Copy each record exactly as it reads, leaving out any pictures it holds.

[Stored entries]
-- Begin --
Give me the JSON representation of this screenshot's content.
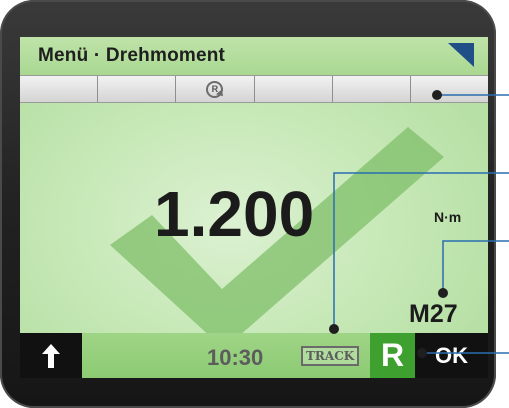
{
  "header": {
    "title": "Menü · Drehmoment",
    "flag_icon": "triangle-flag-icon"
  },
  "softkeys": {
    "count": 6,
    "reset_icon": "reset-r-icon",
    "reset_icon_label": "R"
  },
  "reading": {
    "value": "1.200",
    "unit": "N·m",
    "size": "M27",
    "status_icon": "checkmark-icon"
  },
  "footer": {
    "up_icon": "arrow-up-icon",
    "time": "10:30",
    "track_label": "TRACK",
    "r_label": "R",
    "ok_label": "OK"
  },
  "colors": {
    "screen_green": "#c6e8b6",
    "header_green": "#a9d892",
    "bar_green": "#8ccb73",
    "check_green": "#7fbf6a",
    "r_button_green": "#3ea02f",
    "flag_blue": "#1f4f86",
    "leader_blue": "#2a6db0"
  }
}
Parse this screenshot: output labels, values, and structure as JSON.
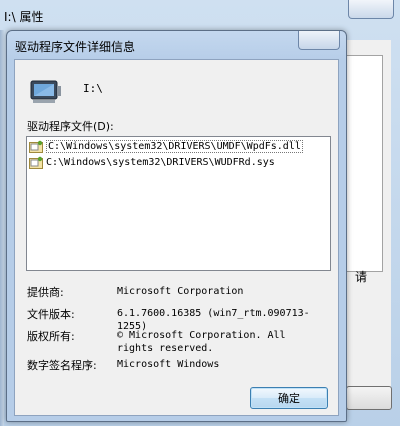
{
  "background_window": {
    "title": "I:\\ 属性",
    "side_text": "请"
  },
  "dialog": {
    "title": "驱动程序文件详细信息",
    "device_name": "I:\\",
    "files_label": "驱动程序文件(D):",
    "files": [
      "C:\\Windows\\system32\\DRIVERS\\UMDF\\WpdFs.dll",
      "C:\\Windows\\system32\\DRIVERS\\WUDFRd.sys"
    ],
    "info": {
      "provider_label": "提供商:",
      "provider_value": "Microsoft Corporation",
      "version_label": "文件版本:",
      "version_value": "6.1.7600.16385 (win7_rtm.090713-1255)",
      "copyright_label": "版权所有:",
      "copyright_value": "© Microsoft Corporation. All rights reserved.",
      "signer_label": "数字签名程序:",
      "signer_value": "Microsoft Windows"
    },
    "ok_label": "确定"
  },
  "colors": {
    "title_bar": "#c4d8ef",
    "body": "#f0f0f0",
    "ok_border": "#3c7fb1"
  },
  "icons": [
    "drive-icon",
    "file-icon",
    "folder-icon"
  ]
}
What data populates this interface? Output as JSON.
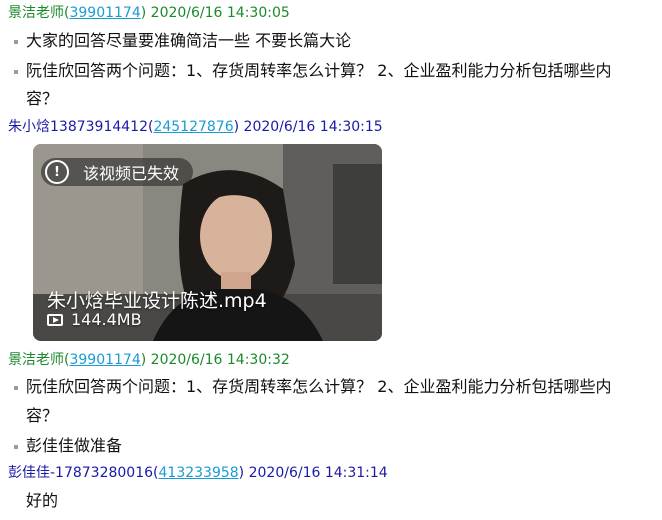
{
  "colors": {
    "teacher_name": "#1b8a2c",
    "student_name": "#1a1aa8",
    "link": "#1a9bd4",
    "bullet": "#9a9a9a"
  },
  "messages": [
    {
      "sender": "景洁老师",
      "id": "39901174",
      "time": "2020/6/16 14:30:05",
      "lines": [
        "大家的回答尽量要准确简洁一些 不要长篇大论",
        "阮佳欣回答两个问题：1、存货周转率怎么计算？ 2、企业盈利能力分析包括哪些内",
        "容？"
      ]
    },
    {
      "sender": "朱小焓13873914412",
      "id": "245127876",
      "time": "2020/6/16 14:30:15",
      "video": {
        "status": "该视频已失效",
        "filename": "朱小焓毕业设计陈述.mp4",
        "size": "144.4MB"
      }
    },
    {
      "sender": "景洁老师",
      "id": "39901174",
      "time": "2020/6/16 14:30:32",
      "lines": [
        "阮佳欣回答两个问题：1、存货周转率怎么计算？ 2、企业盈利能力分析包括哪些内",
        "容？",
        "彭佳佳做准备"
      ]
    },
    {
      "sender": "彭佳佳-17873280016",
      "id": "413233958",
      "time": "2020/6/16 14:31:14",
      "lines": [
        "好的"
      ]
    }
  ]
}
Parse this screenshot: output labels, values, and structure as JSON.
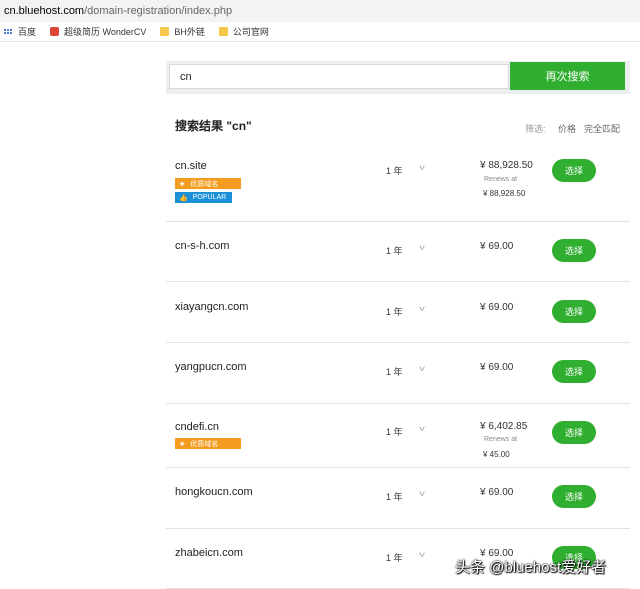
-- End --
* **SOLUTION TO THIS PROBLEM**
Give me the JSON representation of this screenshot's content.
{
  "header": {
    "title": "Menü · Drehmoment",
    "flag_icon": "triangle-flag-icon"
  },
  "softkeys": {
    "count": 6,
    "reset_icon": "reset-r-icon",
    "reset_icon_label": "R"
  },
  "reading": {
    "value": "1.200",
    "unit": "N·m",
    "size": "M27",
    "status_icon": "checkmark-icon"
  },
  "footer": {
    "up_icon": "arrow-up-icon",
    "time": "10:30",
    "track_label": "TRACK",
    "r_label": "R",
    "ok_label": "OK"
  },
  "colors": {
    "screen_green": "#c6e8b6",
    "header_green": "#a9d892",
    "bar_green": "#8ccb73",
    "check_green": "#7fbf6a",
    "r_button_green": "#3ea02f",
    "flag_blue": "#1f4f86",
    "leader_blue": "#2a6db0"
  }
}
Parse this screenshot: output labels, values, and structure as JSON.
{
  "background_window": {
    "title": "I:\\ 属性",
    "side_text": "请"
  },
  "dialog": {
    "title": "驱动程序文件详细信息",
    "device_name": "I:\\",
    "files_label": "驱动程序文件(D):",
    "files": [
      "C:\\Windows\\system32\\DRIVERS\\UMDF\\WpdFs.dll",
      "C:\\Windows\\system32\\DRIVERS\\WUDFRd.sys"
    ],
    "info": {
      "provider_label": "提供商:",
      "provider_value": "Microsoft Corporation",
      "version_label": "文件版本:",
      "version_value": "6.1.7600.16385 (win7_rtm.090713-1255)",
      "copyright_label": "版权所有:",
      "copyright_value": "© Microsoft Corporation. All rights reserved.",
      "signer_label": "数字签名程序:",
      "signer_value": "Microsoft Windows"
    },
    "ok_label": "确定"
  },
  "colors": {
    "title_bar": "#c4d8ef",
    "body": "#f0f0f0",
    "ok_border": "#3c7fb1"
  },
  "icons": [
    "drive-icon",
    "file-icon",
    "folder-icon"
  ]
}
What data populates this interface? Output as JSON.
{
  "colors": {
    "teacher_name": "#1b8a2c",
    "student_name": "#1a1aa8",
    "link": "#1a9bd4",
    "bullet": "#9a9a9a"
  },
  "messages": [
    {
      "sender": "景洁老师",
      "id": "39901174",
      "time": "2020/6/16 14:30:05",
      "lines": [
        "大家的回答尽量要准确简洁一些 不要长篇大论",
        "阮佳欣回答两个问题：1、存货周转率怎么计算？ 2、企业盈利能力分析包括哪些内",
        "容？"
      ]
    },
    {
      "sender": "朱小焓13873914412",
      "id": "245127876",
      "time": "2020/6/16 14:30:15",
      "video": {
        "status": "该视频已失效",
        "filename": "朱小焓毕业设计陈述.mp4",
        "size": "144.4MB"
      }
    },
    {
      "sender": "景洁老师",
      "id": "39901174",
      "time": "2020/6/16 14:30:32",
      "lines": [
        "阮佳欣回答两个问题：1、存货周转率怎么计算？ 2、企业盈利能力分析包括哪些内",
        "容？",
        "彭佳佳做准备"
      ]
    },
    {
      "sender": "彭佳佳-17873280016",
      "id": "413233958",
      "time": "2020/6/16 14:31:14",
      "lines": [
        "好的"
      ]
    }
  ]
}
Parse this screenshot: output labels, values, and structure as JSON.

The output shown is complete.